Repeat the whole listing below, word for word.

* START *

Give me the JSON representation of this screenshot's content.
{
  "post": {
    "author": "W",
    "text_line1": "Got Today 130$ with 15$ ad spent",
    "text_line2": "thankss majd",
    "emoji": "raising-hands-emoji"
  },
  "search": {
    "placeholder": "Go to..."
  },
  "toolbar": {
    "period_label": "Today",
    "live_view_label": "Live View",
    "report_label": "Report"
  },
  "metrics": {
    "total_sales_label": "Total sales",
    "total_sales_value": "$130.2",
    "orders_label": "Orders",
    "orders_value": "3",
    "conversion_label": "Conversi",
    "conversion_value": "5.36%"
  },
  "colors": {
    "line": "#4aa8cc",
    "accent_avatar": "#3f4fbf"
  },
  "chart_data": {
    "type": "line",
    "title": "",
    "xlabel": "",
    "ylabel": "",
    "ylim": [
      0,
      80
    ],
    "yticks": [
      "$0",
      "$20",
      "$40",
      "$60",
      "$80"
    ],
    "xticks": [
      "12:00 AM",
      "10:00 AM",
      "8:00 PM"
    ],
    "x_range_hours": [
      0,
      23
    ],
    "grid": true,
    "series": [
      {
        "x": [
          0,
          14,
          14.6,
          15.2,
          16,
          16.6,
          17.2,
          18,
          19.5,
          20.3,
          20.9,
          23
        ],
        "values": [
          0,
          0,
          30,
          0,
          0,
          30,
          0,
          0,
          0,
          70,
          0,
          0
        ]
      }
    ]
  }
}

* END *

• In response:
Give me the JSON representation of this screenshot's content.
{
  "post": {
    "author": "W",
    "text_line1": "Got Today 130$ with 15$ ad spent",
    "text_line2": "thankss majd",
    "emoji": "raising-hands-emoji"
  },
  "search": {
    "placeholder": "Go to..."
  },
  "toolbar": {
    "period_label": "Today",
    "live_view_label": "Live View",
    "report_label": "Report"
  },
  "metrics": {
    "total_sales_label": "Total sales",
    "total_sales_value": "$130.2",
    "orders_label": "Orders",
    "orders_value": "3",
    "conversion_label": "Conversi",
    "conversion_value": "5.36%"
  },
  "colors": {
    "line": "#4aa8cc",
    "accent_avatar": "#3f4fbf"
  },
  "chart_data": {
    "type": "line",
    "title": "",
    "xlabel": "",
    "ylabel": "",
    "ylim": [
      0,
      80
    ],
    "yticks": [
      "$0",
      "$20",
      "$40",
      "$60",
      "$80"
    ],
    "xticks": [
      "12:00 AM",
      "10:00 AM",
      "8:00 PM"
    ],
    "x_range_hours": [
      0,
      23
    ],
    "grid": true,
    "series": [
      {
        "x": [
          0,
          14,
          14.6,
          15.2,
          16,
          16.6,
          17.2,
          18,
          19.5,
          20.3,
          20.9,
          23
        ],
        "values": [
          0,
          0,
          30,
          0,
          0,
          30,
          0,
          0,
          0,
          70,
          0,
          0
        ]
      }
    ]
  }
}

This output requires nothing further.